Directions: Print the listing below exactly.

Exercise materials:
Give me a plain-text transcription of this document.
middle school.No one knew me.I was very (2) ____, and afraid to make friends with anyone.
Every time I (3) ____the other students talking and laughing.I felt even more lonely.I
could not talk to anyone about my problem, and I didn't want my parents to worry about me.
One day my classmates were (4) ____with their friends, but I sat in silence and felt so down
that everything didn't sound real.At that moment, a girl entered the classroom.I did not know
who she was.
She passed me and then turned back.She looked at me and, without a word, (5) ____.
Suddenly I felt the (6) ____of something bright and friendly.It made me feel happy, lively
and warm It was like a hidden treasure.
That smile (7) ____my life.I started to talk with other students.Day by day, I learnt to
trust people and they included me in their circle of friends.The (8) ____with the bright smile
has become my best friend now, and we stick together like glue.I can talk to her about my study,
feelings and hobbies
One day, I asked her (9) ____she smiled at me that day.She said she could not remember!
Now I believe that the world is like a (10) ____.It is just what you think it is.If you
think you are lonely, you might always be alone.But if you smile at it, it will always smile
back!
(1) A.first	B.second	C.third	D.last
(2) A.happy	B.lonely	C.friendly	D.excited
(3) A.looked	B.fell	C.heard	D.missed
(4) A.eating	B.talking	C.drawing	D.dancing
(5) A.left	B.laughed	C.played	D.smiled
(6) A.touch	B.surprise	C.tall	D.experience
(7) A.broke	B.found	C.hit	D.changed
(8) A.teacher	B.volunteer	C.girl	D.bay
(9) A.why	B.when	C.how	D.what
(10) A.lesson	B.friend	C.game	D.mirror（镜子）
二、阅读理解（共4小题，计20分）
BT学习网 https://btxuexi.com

Final result:
Give me a plain-text transcription of this document.
middle school.No one knew me.I was very (2) ____, and afraid to make friends with anyone.
Every time I (3) ____the other students talking and laughing.I felt even more lonely.I
could not talk to anyone about my problem, and I didn't want my parents to worry about me.
One day my classmates were (4) ____with their friends, but I sat in silence and felt so down
that everything didn't sound real.At that moment, a girl entered the classroom.I did not know
who she was.
She passed me and then turned back.She looked at me and, without a word, (5) ____.
Suddenly I felt the (6) ____of something bright and friendly.It made me feel happy, lively
and warm It was like a hidden treasure.
That smile (7) ____my life.I started to talk with other students.Day by day, I learnt to
trust people and they included me in their circle of friends.The (8) ____with the bright smile
has become my best friend now, and we stick together like glue.I can talk to her about my study,
feelings and hobbies
One day, I asked her (9) ____she smiled at me that day.She said she could not remember!
Now I believe that the world is like a (10) ____.It is just what you think it is.If you
think you are lonely, you might always be alone.But if you smile at it, it will always smile
back!
(1) A.first	B.second	C.third	D.last
(2) A.happy	B.lonely	C.friendly	D.excited
(3) A.looked	B.fell	C.heard	D.missed
(4) A.eating	B.talking	C.drawing	D.dancing
(5) A.left	B.laughed	C.played	D.smiled
(6) A.touch	B.surprise	C.tall	D.experience
(7) A.broke	B.found	C.hit	D.changed
(8) A.teacher	B.volunteer	C.girl	D.bay
(9) A.why	B.when	C.how	D.what
(10) A.lesson	B.friend	C.game	D.mirror（镜子）
二、阅读理解（共4小题，计20分）
BT学习网 https://btxuexi.com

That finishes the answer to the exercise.